Exercise aim
Copy out every line that contains "this".

Material supplied
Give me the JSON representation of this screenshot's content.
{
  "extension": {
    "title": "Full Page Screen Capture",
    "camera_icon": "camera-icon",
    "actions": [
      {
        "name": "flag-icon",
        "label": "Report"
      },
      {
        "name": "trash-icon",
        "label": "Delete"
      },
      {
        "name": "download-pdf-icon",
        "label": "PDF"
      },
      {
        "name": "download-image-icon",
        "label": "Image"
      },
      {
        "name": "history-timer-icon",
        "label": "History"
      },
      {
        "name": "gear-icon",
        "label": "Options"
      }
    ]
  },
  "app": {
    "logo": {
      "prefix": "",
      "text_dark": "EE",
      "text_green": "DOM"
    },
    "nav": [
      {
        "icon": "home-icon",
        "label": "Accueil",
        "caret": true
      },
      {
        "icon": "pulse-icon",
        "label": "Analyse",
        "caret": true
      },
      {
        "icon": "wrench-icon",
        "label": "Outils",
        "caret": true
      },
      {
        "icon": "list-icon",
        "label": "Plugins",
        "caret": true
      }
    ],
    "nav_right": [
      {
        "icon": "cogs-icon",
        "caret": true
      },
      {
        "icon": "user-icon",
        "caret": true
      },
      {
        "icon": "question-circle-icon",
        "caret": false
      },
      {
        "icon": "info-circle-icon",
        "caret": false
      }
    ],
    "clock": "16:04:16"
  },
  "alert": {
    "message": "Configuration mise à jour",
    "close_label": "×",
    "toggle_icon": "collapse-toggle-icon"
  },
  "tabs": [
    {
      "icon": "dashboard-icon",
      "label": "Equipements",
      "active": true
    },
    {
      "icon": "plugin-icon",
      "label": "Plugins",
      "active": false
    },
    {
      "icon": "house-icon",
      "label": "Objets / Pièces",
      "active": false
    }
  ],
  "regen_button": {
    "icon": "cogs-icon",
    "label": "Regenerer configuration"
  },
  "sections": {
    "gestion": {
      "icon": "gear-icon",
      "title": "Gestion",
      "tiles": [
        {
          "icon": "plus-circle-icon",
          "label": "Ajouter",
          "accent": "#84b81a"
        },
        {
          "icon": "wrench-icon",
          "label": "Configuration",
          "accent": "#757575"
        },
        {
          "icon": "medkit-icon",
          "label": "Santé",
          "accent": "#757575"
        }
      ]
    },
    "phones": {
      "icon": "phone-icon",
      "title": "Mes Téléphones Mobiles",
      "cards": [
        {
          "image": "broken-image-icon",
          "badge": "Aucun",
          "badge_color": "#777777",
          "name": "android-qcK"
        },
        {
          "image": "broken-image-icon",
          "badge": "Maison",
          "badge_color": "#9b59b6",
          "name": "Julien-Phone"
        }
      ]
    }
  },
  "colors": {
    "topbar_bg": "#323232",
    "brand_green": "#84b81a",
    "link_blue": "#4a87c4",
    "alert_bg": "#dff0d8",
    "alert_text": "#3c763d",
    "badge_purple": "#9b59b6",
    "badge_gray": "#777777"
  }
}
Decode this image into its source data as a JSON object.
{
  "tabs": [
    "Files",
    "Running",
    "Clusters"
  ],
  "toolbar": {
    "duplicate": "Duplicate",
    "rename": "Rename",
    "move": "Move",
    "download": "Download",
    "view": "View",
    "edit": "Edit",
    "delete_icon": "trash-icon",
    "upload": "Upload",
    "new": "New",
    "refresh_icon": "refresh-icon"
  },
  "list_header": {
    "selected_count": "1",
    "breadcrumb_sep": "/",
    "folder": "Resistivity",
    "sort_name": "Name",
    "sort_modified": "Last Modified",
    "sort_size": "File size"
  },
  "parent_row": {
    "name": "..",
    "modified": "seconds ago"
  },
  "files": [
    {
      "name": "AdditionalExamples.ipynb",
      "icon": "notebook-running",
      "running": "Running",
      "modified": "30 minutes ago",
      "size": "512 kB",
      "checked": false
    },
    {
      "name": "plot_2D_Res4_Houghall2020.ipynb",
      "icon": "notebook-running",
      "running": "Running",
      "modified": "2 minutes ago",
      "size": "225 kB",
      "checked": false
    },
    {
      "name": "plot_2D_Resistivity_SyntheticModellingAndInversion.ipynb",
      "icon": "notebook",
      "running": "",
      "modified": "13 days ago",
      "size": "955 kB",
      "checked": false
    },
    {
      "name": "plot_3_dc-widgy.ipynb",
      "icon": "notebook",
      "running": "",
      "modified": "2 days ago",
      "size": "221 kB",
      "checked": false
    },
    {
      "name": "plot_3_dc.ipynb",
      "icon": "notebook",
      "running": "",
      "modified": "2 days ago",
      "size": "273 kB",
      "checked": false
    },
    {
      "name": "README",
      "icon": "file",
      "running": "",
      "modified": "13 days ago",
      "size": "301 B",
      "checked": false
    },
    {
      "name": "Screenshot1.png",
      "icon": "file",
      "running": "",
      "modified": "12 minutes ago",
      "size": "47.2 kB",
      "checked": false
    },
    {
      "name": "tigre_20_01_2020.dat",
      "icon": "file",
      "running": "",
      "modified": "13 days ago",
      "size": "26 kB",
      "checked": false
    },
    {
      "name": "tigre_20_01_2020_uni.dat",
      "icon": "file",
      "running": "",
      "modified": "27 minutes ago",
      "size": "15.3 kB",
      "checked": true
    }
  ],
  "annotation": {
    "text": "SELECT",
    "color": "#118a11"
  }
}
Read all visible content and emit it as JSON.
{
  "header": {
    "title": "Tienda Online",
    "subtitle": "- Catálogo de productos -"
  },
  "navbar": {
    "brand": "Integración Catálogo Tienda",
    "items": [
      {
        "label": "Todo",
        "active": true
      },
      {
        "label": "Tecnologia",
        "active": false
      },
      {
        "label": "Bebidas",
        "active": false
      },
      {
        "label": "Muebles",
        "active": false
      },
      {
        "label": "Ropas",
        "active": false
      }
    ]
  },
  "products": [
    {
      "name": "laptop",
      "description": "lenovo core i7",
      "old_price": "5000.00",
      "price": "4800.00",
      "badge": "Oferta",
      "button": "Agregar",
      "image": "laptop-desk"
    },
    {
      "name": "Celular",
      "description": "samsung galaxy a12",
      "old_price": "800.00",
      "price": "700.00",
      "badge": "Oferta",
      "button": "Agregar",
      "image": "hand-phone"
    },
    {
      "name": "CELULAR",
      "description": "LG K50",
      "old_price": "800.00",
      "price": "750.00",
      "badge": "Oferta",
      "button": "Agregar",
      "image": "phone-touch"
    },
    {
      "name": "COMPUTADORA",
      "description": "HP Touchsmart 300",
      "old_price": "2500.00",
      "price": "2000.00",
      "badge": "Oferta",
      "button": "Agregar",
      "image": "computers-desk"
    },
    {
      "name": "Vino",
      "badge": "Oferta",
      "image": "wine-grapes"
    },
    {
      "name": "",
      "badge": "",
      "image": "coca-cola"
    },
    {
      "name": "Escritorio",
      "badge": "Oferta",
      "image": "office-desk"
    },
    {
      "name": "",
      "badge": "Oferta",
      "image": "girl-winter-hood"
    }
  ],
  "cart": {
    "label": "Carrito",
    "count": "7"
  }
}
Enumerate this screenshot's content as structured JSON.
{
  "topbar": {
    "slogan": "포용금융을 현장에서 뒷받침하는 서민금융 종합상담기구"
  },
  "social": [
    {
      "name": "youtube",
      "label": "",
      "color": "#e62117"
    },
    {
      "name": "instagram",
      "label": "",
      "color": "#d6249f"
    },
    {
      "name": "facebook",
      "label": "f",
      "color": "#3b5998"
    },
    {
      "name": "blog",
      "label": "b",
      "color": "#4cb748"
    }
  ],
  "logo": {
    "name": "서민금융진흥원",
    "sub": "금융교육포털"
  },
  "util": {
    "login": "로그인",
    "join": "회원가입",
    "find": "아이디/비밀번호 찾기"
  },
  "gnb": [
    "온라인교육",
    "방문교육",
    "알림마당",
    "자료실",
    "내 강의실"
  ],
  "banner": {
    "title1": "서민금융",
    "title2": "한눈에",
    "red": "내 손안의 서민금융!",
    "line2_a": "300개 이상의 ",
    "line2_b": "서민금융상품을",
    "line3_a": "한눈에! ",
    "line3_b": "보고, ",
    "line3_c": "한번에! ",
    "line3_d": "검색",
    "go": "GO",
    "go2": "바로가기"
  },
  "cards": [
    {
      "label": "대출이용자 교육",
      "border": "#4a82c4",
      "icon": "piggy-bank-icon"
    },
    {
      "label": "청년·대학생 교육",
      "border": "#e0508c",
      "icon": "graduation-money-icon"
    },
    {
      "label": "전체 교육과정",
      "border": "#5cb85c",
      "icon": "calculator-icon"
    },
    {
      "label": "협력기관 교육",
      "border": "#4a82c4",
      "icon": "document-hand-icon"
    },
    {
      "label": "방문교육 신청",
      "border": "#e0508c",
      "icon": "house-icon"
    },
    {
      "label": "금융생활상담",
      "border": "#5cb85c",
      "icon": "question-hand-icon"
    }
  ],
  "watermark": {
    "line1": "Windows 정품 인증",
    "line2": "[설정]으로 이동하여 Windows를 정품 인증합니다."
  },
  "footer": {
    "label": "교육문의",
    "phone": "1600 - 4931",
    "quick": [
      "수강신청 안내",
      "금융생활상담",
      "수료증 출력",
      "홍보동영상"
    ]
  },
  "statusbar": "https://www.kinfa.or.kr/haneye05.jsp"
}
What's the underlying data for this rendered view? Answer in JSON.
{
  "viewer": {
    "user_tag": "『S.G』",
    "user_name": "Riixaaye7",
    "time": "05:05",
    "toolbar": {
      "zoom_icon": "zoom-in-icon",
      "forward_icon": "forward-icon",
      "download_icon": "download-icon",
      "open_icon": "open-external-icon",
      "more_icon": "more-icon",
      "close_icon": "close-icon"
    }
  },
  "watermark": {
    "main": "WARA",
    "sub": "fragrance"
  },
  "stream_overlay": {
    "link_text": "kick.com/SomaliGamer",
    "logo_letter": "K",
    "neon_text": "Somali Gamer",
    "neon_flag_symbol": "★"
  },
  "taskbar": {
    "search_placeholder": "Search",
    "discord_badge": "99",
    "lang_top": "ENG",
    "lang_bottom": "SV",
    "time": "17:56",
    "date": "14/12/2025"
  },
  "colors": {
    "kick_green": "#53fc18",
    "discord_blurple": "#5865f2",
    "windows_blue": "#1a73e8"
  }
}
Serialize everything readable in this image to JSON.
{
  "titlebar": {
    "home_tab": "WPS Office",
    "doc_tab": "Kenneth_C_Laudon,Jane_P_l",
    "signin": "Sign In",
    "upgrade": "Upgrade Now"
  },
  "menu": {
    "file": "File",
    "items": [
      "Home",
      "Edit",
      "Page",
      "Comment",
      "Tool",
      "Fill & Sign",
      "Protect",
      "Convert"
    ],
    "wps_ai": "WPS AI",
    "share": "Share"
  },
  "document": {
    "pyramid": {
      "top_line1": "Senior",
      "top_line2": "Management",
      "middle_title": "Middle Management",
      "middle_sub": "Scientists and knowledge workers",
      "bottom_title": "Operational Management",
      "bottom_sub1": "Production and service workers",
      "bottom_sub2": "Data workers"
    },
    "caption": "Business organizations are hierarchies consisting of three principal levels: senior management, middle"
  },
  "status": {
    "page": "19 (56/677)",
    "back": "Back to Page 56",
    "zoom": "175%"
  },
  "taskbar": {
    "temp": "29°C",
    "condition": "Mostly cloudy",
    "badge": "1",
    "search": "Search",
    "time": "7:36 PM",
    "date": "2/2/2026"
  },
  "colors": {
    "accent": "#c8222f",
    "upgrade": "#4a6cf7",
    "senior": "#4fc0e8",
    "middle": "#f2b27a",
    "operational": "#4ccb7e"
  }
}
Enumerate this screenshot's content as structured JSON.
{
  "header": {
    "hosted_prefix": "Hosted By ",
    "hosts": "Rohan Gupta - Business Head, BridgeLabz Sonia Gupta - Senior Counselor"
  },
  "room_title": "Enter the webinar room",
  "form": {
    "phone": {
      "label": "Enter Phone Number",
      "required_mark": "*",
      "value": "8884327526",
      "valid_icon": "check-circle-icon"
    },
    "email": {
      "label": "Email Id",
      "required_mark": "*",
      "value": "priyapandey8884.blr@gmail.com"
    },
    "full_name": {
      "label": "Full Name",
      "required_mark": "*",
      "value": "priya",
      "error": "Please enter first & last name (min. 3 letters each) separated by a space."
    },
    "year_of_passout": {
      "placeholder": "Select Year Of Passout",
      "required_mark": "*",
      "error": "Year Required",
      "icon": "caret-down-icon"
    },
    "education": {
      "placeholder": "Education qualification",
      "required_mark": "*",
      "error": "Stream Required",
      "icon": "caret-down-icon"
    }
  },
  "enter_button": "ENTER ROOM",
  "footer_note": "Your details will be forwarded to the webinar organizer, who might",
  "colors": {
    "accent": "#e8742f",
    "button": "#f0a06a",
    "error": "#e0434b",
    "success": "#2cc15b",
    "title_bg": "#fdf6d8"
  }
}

Reply to the task
Give me the JSON representation of this screenshot's content.
Decode this image into its source data as a JSON object.
Enumerate this screenshot's content as structured JSON.
What's the underlying data for this rendered view? Answer in JSON.
Serialize everything readable in this image to JSON.
Enumerate this screenshot's content as structured JSON.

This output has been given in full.